[Begin Records for the exercise]
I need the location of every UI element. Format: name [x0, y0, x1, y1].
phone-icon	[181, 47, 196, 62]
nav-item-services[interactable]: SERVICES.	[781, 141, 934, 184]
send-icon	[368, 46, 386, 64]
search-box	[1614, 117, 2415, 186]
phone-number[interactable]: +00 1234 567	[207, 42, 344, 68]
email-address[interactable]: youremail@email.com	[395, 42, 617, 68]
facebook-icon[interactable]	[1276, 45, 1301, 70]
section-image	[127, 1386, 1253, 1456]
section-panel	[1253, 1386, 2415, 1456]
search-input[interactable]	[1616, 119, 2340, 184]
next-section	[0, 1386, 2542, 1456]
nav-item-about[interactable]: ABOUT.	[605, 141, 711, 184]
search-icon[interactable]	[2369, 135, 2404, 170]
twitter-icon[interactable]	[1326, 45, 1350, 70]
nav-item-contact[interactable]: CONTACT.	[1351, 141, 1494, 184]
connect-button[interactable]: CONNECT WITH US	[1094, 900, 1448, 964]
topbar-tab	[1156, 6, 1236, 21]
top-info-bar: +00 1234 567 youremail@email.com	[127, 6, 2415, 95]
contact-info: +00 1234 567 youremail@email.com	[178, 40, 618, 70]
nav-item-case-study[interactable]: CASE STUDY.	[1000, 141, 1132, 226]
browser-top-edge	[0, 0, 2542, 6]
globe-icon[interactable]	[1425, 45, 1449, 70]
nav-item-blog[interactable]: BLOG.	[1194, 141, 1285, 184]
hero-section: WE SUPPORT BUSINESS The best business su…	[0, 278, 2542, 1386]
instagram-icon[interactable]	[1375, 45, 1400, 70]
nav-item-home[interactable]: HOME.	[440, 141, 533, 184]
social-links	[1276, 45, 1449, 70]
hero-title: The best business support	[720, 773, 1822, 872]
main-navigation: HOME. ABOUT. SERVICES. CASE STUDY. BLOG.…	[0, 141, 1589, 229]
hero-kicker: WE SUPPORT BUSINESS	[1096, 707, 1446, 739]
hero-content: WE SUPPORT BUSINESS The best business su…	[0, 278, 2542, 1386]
[End Records for the exercise]
* **Written instruction**: Convert every line of the material above into a JSON list of strings, with one string per line and any blank lines omitted.

* **Answer to this exercise**:
[
  "I need the location of every UI element. Format: name [x0, y0, x1, y1].",
  "phone-icon\t[181, 47, 196, 62]",
  "nav-item-services[interactable]: SERVICES.\t[781, 141, 934, 184]",
  "send-icon\t[368, 46, 386, 64]",
  "search-box\t[1614, 117, 2415, 186]",
  "phone-number[interactable]: +00 1234 567\t[207, 42, 344, 68]",
  "email-address[interactable]: youremail@email.com\t[395, 42, 617, 68]",
  "facebook-icon[interactable]\t[1276, 45, 1301, 70]",
  "section-image\t[127, 1386, 1253, 1456]",
  "section-panel\t[1253, 1386, 2415, 1456]",
  "search-input[interactable]\t[1616, 119, 2340, 184]",
  "next-section\t[0, 1386, 2542, 1456]",
  "nav-item-about[interactable]: ABOUT.\t[605, 141, 711, 184]",
  "search-icon[interactable]\t[2369, 135, 2404, 170]",
  "twitter-icon[interactable]\t[1326, 45, 1350, 70]",
  "nav-item-contact[interactable]: CONTACT.\t[1351, 141, 1494, 184]",
  "connect-button[interactable]: CONNECT WITH US\t[1094, 900, 1448, 964]",
  "topbar-tab\t[1156, 6, 1236, 21]",
  "top-info-bar: +00 1234 567 youremail@email.com\t[127, 6, 2415, 95]",
  "contact-info: +00 1234 567 youremail@email.com\t[178, 40, 618, 70]",
  "nav-item-case-study[interactable]: CASE STUDY.\t[1000, 141, 1132, 226]",
  "browser-top-edge\t[0, 0, 2542, 6]",
  "globe-icon[interactable]\t[1425, 45, 1449, 70]",
  "nav-item-blog[interactable]: BLOG.\t[1194, 141, 1285, 184]",
  "hero-section: WE SUPPORT BUSINESS The best business su…\t[0, 278, 2542, 1386]",
  "instagram-icon[interactable]\t[1375, 45, 1400, 70]",
  "nav-item-home[interactable]: HOME.\t[440, 141, 533, 184]",
  "social-links\t[1276, 45, 1449, 70]",
  "hero-title: The best business support\t[720, 773, 1822, 872]",
  "main-navigation: HOME. ABOUT. SERVICES. CASE STUDY. BLOG.…\t[0, 141, 1589, 229]",
  "hero-kicker: WE SUPPORT BUSINESS\t[1096, 707, 1446, 739]",
  "hero-content: WE SUPPORT BUSINESS The best business su…\t[0, 278, 2542, 1386]"
]